**What needs to be done**
Pull out each line of the records holding the string "Military".

─── Entries provided ───

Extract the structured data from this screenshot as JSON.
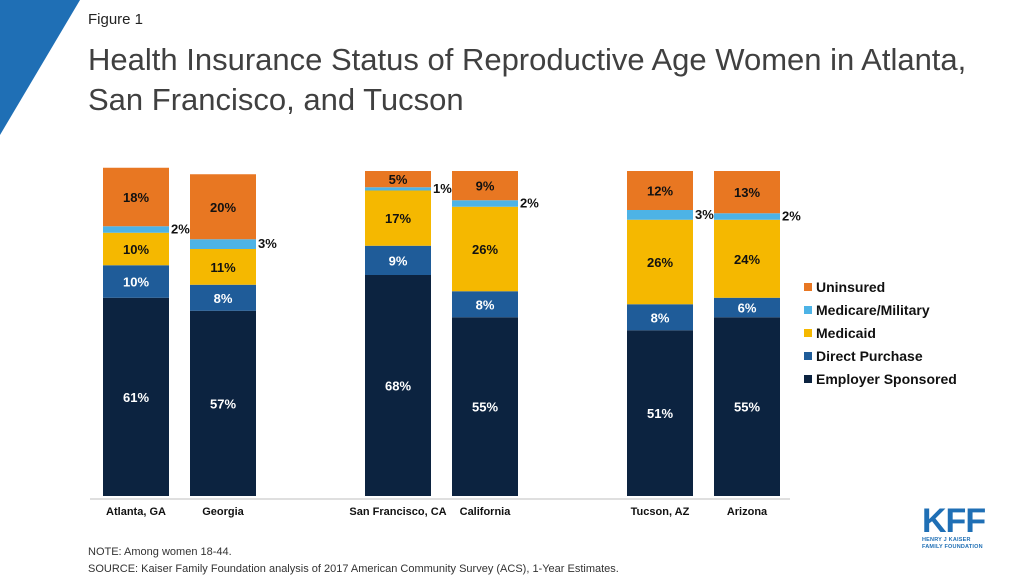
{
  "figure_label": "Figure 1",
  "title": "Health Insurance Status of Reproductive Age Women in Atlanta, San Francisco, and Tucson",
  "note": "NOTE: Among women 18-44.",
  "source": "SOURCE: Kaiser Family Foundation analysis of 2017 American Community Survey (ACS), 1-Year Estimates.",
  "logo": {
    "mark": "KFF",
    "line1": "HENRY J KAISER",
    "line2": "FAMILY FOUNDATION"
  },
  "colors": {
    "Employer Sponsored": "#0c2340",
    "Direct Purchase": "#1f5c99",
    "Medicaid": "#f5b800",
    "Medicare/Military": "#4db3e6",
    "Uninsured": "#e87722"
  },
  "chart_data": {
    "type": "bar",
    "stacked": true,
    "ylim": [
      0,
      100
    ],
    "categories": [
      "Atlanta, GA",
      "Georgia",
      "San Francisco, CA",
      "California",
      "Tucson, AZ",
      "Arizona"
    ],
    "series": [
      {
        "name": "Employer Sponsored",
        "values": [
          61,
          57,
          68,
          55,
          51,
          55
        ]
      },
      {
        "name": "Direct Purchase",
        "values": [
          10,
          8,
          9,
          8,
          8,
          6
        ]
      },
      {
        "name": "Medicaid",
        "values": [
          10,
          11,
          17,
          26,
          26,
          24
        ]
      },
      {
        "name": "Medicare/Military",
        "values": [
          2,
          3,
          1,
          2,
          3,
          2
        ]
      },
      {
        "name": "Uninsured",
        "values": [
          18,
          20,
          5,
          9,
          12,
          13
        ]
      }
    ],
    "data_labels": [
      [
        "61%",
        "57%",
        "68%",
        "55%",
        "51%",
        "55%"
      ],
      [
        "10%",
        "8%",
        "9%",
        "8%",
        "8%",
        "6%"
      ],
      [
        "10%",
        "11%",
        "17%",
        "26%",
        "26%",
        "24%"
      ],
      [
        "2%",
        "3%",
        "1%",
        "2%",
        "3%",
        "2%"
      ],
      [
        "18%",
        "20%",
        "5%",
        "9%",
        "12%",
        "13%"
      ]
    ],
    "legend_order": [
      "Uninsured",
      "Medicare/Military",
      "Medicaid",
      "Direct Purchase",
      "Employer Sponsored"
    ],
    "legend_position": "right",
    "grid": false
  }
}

───
─── Entries provided ───

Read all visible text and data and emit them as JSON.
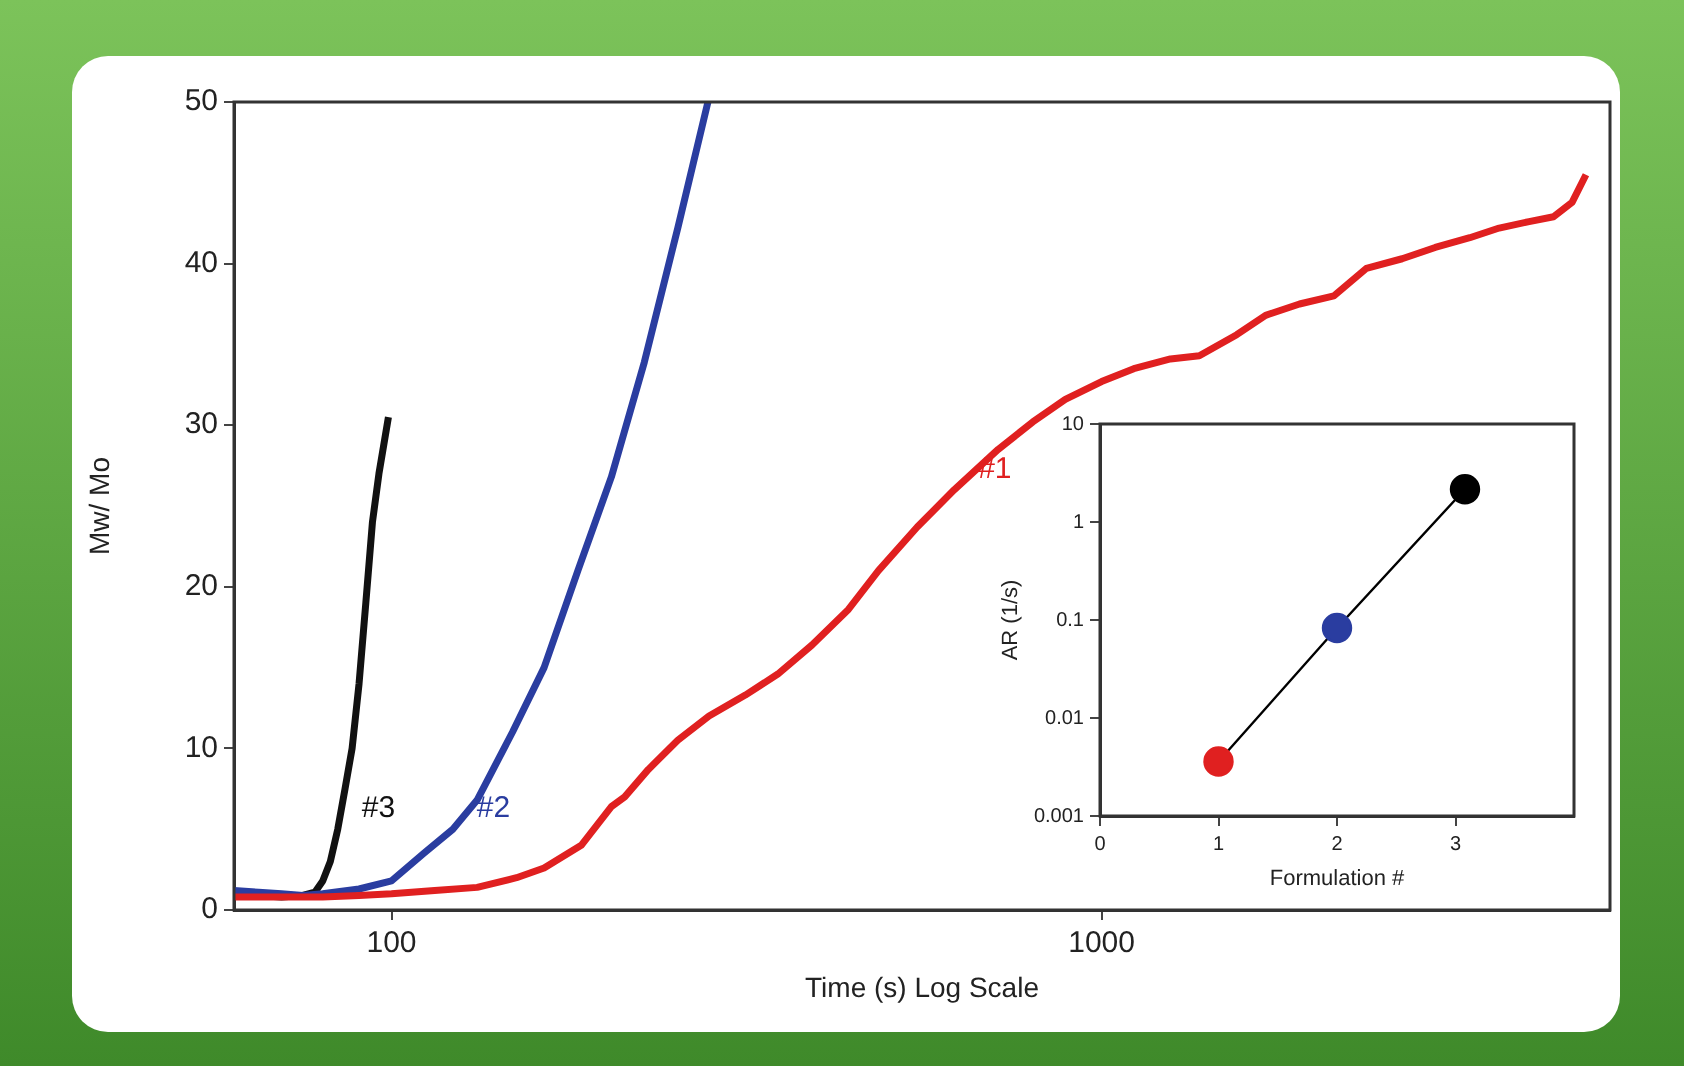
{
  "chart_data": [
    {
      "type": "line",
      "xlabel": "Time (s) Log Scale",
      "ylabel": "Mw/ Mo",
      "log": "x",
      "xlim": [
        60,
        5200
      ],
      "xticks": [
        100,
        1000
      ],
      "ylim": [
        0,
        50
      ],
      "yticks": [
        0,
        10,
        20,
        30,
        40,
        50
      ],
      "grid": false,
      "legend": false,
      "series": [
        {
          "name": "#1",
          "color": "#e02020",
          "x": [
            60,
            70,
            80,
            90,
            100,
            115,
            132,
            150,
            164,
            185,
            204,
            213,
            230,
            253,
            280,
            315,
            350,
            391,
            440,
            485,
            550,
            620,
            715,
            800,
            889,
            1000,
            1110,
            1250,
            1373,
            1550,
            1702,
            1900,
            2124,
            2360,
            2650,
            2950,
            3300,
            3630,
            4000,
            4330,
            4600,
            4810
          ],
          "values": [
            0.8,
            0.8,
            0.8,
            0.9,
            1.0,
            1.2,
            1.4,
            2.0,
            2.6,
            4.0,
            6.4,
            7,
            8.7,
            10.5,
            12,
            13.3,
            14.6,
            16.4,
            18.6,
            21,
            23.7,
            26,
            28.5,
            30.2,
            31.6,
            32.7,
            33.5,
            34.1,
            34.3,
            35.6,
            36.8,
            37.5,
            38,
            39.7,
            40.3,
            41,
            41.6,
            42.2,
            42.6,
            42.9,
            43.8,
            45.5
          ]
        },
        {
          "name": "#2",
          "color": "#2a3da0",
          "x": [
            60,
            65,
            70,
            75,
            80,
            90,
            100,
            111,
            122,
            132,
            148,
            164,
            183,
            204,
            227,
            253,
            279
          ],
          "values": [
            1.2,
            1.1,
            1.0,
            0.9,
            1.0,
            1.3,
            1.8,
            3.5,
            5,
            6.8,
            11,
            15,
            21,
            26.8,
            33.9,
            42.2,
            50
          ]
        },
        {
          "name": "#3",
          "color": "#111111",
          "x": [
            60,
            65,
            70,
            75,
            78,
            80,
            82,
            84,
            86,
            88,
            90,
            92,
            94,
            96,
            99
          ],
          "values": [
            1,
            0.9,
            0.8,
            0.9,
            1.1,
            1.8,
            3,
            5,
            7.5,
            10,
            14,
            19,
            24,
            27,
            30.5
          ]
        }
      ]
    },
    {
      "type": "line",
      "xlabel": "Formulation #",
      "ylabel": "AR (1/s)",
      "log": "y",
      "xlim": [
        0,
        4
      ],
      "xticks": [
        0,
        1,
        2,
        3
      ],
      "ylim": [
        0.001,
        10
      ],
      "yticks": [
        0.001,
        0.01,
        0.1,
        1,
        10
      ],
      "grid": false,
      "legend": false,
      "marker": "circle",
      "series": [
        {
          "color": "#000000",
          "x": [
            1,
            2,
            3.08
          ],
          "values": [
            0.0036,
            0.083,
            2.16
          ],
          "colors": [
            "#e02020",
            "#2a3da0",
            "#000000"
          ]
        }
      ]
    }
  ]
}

───

**Full output**
    "Medicare/Military": "#4db3e6",
        "name": "Medicare/Military",
      "Medicare/Military",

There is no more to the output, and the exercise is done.